INSTRUCTIONS FOR THE TASK: Repeat every record below exactly as written.

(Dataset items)
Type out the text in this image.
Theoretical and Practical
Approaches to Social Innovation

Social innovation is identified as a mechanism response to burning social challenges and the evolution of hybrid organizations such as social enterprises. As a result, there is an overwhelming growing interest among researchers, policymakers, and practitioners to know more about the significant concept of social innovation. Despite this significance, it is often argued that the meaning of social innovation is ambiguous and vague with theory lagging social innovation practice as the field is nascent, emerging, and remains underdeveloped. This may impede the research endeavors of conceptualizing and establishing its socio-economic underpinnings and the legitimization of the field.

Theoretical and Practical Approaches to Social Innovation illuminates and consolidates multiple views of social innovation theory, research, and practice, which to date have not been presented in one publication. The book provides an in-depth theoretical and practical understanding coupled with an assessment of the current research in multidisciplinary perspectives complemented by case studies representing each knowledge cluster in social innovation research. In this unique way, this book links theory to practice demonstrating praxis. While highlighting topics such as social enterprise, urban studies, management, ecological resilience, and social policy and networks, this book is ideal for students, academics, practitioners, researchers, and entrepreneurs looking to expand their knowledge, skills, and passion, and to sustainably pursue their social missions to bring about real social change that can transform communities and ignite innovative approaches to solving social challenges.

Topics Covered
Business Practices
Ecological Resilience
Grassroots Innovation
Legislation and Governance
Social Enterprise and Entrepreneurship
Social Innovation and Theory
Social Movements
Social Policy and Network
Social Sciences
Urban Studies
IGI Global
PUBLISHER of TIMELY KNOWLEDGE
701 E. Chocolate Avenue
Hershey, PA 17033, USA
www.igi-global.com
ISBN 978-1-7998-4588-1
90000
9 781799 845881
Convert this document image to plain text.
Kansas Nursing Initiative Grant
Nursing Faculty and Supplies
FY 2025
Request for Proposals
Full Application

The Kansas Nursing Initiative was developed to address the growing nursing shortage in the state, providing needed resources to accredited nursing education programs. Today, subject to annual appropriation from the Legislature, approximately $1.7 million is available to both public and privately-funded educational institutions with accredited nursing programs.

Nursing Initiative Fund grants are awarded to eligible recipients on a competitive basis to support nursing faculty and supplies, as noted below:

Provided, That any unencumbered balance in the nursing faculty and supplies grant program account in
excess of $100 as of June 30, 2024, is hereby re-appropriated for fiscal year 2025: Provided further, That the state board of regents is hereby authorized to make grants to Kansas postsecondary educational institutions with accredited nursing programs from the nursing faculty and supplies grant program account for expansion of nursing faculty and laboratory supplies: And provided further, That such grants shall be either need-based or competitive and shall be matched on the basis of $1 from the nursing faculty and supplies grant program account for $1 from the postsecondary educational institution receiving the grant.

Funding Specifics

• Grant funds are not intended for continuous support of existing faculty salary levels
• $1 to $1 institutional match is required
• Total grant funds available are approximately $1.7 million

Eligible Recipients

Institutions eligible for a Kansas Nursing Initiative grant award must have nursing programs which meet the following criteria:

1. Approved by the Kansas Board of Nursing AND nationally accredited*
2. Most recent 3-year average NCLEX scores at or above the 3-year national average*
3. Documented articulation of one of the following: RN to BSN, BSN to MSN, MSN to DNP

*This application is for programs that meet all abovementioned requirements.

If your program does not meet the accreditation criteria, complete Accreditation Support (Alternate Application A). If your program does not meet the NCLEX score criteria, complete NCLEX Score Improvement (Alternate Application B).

TASK RESPONSE:
Type out the text in this image.
Theoretical and Practical
Approaches to Social Innovation

Social innovation is identified as a mechanism response to burning social challenges and the evolution of hybrid organizations such as social enterprises. As a result, there is an overwhelming growing interest among researchers, policymakers, and practitioners to know more about the significant concept of social innovation. Despite this significance, it is often argued that the meaning of social innovation is ambiguous and vague with theory lagging social innovation practice as the field is nascent, emerging, and remains underdeveloped. This may impede the research endeavors of conceptualizing and establishing its socio-economic underpinnings and the legitimization of the field.

Theoretical and Practical Approaches to Social Innovation illuminates and consolidates multiple views of social innovation theory, research, and practice, which to date have not been presented in one publication. The book provides an in-depth theoretical and practical understanding coupled with an assessment of the current research in multidisciplinary perspectives complemented by case studies representing each knowledge cluster in social innovation research. In this unique way, this book links theory to practice demonstrating praxis. While highlighting topics such as social enterprise, urban studies, management, ecological resilience, and social policy and networks, this book is ideal for students, academics, practitioners, researchers, and entrepreneurs looking to expand their knowledge, skills, and passion, and to sustainably pursue their social missions to bring about real social change that can transform communities and ignite innovative approaches to solving social challenges.

Topics Covered
Business Practices
Ecological Resilience
Grassroots Innovation
Legislation and Governance
Social Enterprise and Entrepreneurship
Social Innovation and Theory
Social Movements
Social Policy and Network
Social Sciences
Urban Studies
IGI Global
PUBLISHER of TIMELY KNOWLEDGE
701 E. Chocolate Avenue
Hershey, PA 17033, USA
www.igi-global.com
ISBN 978-1-7998-4588-1
90000
9 781799 845881
Convert this document image to plain text.
Kansas Nursing Initiative Grant
Nursing Faculty and Supplies
FY 2025
Request for Proposals
Full Application

The Kansas Nursing Initiative was developed to address the growing nursing shortage in the state, providing needed resources to accredited nursing education programs. Today, subject to annual appropriation from the Legislature, approximately $1.7 million is available to both public and privately-funded educational institutions with accredited nursing programs.

Nursing Initiative Fund grants are awarded to eligible recipients on a competitive basis to support nursing faculty and supplies, as noted below:

Provided, That any unencumbered balance in the nursing faculty and supplies grant program account in
excess of $100 as of June 30, 2024, is hereby re-appropriated for fiscal year 2025: Provided further, That the state board of regents is hereby authorized to make grants to Kansas postsecondary educational institutions with accredited nursing programs from the nursing faculty and supplies grant program account for expansion of nursing faculty and laboratory supplies: And provided further, That such grants shall be either need-based or competitive and shall be matched on the basis of $1 from the nursing faculty and supplies grant program account for $1 from the postsecondary educational institution receiving the grant.

Funding Specifics

• Grant funds are not intended for continuous support of existing faculty salary levels
• $1 to $1 institutional match is required
• Total grant funds available are approximately $1.7 million

Eligible Recipients

Institutions eligible for a Kansas Nursing Initiative grant award must have nursing programs which meet the following criteria:

1. Approved by the Kansas Board of Nursing AND nationally accredited*
2. Most recent 3-year average NCLEX scores at or above the 3-year national average*
3. Documented articulation of one of the following: RN to BSN, BSN to MSN, MSN to DNP

*This application is for programs that meet all abovementioned requirements.

If your program does not meet the accreditation criteria, complete Accreditation Support (Alternate Application A). If your program does not meet the NCLEX score criteria, complete NCLEX Score Improvement (Alternate Application B).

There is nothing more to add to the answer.